_PROBLEM STATEMENT_: Print all the data, keeping every line exactly as it is.

(Extracted data entries)
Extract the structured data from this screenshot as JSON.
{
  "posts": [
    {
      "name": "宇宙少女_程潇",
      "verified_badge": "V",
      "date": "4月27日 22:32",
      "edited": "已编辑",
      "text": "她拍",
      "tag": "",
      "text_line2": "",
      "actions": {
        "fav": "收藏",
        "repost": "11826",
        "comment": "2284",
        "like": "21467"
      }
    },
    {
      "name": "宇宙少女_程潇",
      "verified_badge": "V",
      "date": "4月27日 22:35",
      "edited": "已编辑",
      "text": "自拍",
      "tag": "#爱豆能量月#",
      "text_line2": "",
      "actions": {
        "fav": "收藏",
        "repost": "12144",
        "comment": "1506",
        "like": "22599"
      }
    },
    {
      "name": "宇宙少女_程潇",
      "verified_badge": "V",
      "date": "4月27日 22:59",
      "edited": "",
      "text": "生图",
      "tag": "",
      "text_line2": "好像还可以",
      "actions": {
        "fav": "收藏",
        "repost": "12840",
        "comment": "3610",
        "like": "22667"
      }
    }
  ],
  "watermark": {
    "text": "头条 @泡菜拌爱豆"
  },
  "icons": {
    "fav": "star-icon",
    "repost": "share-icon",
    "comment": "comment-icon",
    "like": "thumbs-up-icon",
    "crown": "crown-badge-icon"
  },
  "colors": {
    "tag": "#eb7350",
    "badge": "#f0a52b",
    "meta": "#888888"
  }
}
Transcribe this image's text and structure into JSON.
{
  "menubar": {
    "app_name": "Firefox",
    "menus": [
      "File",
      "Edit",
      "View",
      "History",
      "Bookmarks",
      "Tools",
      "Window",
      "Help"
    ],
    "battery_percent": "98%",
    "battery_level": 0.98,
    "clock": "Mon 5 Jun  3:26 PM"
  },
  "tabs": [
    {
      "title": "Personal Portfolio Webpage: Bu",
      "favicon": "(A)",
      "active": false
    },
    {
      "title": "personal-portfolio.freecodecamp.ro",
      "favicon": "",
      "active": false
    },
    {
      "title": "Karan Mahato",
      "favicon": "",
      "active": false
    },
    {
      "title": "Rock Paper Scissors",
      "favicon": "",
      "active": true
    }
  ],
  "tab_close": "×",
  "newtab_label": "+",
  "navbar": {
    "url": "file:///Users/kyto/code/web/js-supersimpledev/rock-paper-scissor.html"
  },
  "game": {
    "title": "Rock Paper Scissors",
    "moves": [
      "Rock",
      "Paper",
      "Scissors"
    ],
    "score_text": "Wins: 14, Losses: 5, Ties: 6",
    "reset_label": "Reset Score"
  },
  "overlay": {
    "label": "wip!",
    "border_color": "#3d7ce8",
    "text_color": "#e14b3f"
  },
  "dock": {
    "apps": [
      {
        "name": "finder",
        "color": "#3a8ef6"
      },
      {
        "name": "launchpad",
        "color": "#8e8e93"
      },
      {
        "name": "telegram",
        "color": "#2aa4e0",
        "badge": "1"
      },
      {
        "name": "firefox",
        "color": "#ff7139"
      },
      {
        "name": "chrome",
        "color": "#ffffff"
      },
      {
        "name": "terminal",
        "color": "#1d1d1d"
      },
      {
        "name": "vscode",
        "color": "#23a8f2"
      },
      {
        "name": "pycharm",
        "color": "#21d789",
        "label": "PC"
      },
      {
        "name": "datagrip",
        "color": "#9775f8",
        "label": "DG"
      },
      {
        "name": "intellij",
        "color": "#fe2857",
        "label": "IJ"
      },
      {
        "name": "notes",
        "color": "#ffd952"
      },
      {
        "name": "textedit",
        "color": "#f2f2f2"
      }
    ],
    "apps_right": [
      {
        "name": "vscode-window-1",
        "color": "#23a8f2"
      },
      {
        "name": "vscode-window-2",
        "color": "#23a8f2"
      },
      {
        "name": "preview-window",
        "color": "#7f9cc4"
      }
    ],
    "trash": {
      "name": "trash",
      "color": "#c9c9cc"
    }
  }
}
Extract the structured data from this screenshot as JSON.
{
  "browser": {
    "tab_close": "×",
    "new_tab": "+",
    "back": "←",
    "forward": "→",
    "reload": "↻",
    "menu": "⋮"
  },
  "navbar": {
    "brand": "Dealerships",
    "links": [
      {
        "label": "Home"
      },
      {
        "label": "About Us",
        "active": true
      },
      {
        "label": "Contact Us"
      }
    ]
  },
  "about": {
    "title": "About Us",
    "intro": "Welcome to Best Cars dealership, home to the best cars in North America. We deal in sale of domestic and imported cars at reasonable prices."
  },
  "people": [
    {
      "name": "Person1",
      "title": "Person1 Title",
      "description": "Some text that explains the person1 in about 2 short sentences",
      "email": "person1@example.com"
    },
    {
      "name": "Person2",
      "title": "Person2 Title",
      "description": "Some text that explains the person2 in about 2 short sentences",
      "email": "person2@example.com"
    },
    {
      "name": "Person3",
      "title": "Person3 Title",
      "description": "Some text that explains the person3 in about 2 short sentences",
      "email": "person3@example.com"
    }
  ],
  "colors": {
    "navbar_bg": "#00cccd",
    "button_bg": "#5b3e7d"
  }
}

_EXERCISE RESULT_:
Extract the structured data from this screenshot as JSON.
{
  "posts": [
    {
      "name": "宇宙少女_程潇",
      "verified_badge": "V",
      "date": "4月27日 22:32",
      "edited": "已编辑",
      "text": "她拍",
      "tag": "",
      "text_line2": "",
      "actions": {
        "fav": "收藏",
        "repost": "11826",
        "comment": "2284",
        "like": "21467"
      }
    },
    {
      "name": "宇宙少女_程潇",
      "verified_badge": "V",
      "date": "4月27日 22:35",
      "edited": "已编辑",
      "text": "自拍",
      "tag": "#爱豆能量月#",
      "text_line2": "",
      "actions": {
        "fav": "收藏",
        "repost": "12144",
        "comment": "1506",
        "like": "22599"
      }
    },
    {
      "name": "宇宙少女_程潇",
      "verified_badge": "V",
      "date": "4月27日 22:59",
      "edited": "",
      "text": "生图",
      "tag": "",
      "text_line2": "好像还可以",
      "actions": {
        "fav": "收藏",
        "repost": "12840",
        "comment": "3610",
        "like": "22667"
      }
    }
  ],
  "watermark": {
    "text": "头条 @泡菜拌爱豆"
  },
  "icons": {
    "fav": "star-icon",
    "repost": "share-icon",
    "comment": "comment-icon",
    "like": "thumbs-up-icon",
    "crown": "crown-badge-icon"
  },
  "colors": {
    "tag": "#eb7350",
    "badge": "#f0a52b",
    "meta": "#888888"
  }
}
Transcribe this image's text and structure into JSON.
{
  "menubar": {
    "app_name": "Firefox",
    "menus": [
      "File",
      "Edit",
      "View",
      "History",
      "Bookmarks",
      "Tools",
      "Window",
      "Help"
    ],
    "battery_percent": "98%",
    "battery_level": 0.98,
    "clock": "Mon 5 Jun  3:26 PM"
  },
  "tabs": [
    {
      "title": "Personal Portfolio Webpage: Bu",
      "favicon": "(A)",
      "active": false
    },
    {
      "title": "personal-portfolio.freecodecamp.ro",
      "favicon": "",
      "active": false
    },
    {
      "title": "Karan Mahato",
      "favicon": "",
      "active": false
    },
    {
      "title": "Rock Paper Scissors",
      "favicon": "",
      "active": true
    }
  ],
  "tab_close": "×",
  "newtab_label": "+",
  "navbar": {
    "url": "file:///Users/kyto/code/web/js-supersimpledev/rock-paper-scissor.html"
  },
  "game": {
    "title": "Rock Paper Scissors",
    "moves": [
      "Rock",
      "Paper",
      "Scissors"
    ],
    "score_text": "Wins: 14, Losses: 5, Ties: 6",
    "reset_label": "Reset Score"
  },
  "overlay": {
    "label": "wip!",
    "border_color": "#3d7ce8",
    "text_color": "#e14b3f"
  },
  "dock": {
    "apps": [
      {
        "name": "finder",
        "color": "#3a8ef6"
      },
      {
        "name": "launchpad",
        "color": "#8e8e93"
      },
      {
        "name": "telegram",
        "color": "#2aa4e0",
        "badge": "1"
      },
      {
        "name": "firefox",
        "color": "#ff7139"
      },
      {
        "name": "chrome",
        "color": "#ffffff"
      },
      {
        "name": "terminal",
        "color": "#1d1d1d"
      },
      {
        "name": "vscode",
        "color": "#23a8f2"
      },
      {
        "name": "pycharm",
        "color": "#21d789",
        "label": "PC"
      },
      {
        "name": "datagrip",
        "color": "#9775f8",
        "label": "DG"
      },
      {
        "name": "intellij",
        "color": "#fe2857",
        "label": "IJ"
      },
      {
        "name": "notes",
        "color": "#ffd952"
      },
      {
        "name": "textedit",
        "color": "#f2f2f2"
      }
    ],
    "apps_right": [
      {
        "name": "vscode-window-1",
        "color": "#23a8f2"
      },
      {
        "name": "vscode-window-2",
        "color": "#23a8f2"
      },
      {
        "name": "preview-window",
        "color": "#7f9cc4"
      }
    ],
    "trash": {
      "name": "trash",
      "color": "#c9c9cc"
    }
  }
}
Extract the structured data from this screenshot as JSON.
{
  "browser": {
    "tab_close": "×",
    "new_tab": "+",
    "back": "←",
    "forward": "→",
    "reload": "↻",
    "menu": "⋮"
  },
  "navbar": {
    "brand": "Dealerships",
    "links": [
      {
        "label": "Home"
      },
      {
        "label": "About Us",
        "active": true
      },
      {
        "label": "Contact Us"
      }
    ]
  },
  "about": {
    "title": "About Us",
    "intro": "Welcome to Best Cars dealership, home to the best cars in North America. We deal in sale of domestic and imported cars at reasonable prices."
  },
  "people": [
    {
      "name": "Person1",
      "title": "Person1 Title",
      "description": "Some text that explains the person1 in about 2 short sentences",
      "email": "person1@example.com"
    },
    {
      "name": "Person2",
      "title": "Person2 Title",
      "description": "Some text that explains the person2 in about 2 short sentences",
      "email": "person2@example.com"
    },
    {
      "name": "Person3",
      "title": "Person3 Title",
      "description": "Some text that explains the person3 in about 2 short sentences",
      "email": "person3@example.com"
    }
  ],
  "colors": {
    "navbar_bg": "#00cccd",
    "button_bg": "#5b3e7d"
  }
}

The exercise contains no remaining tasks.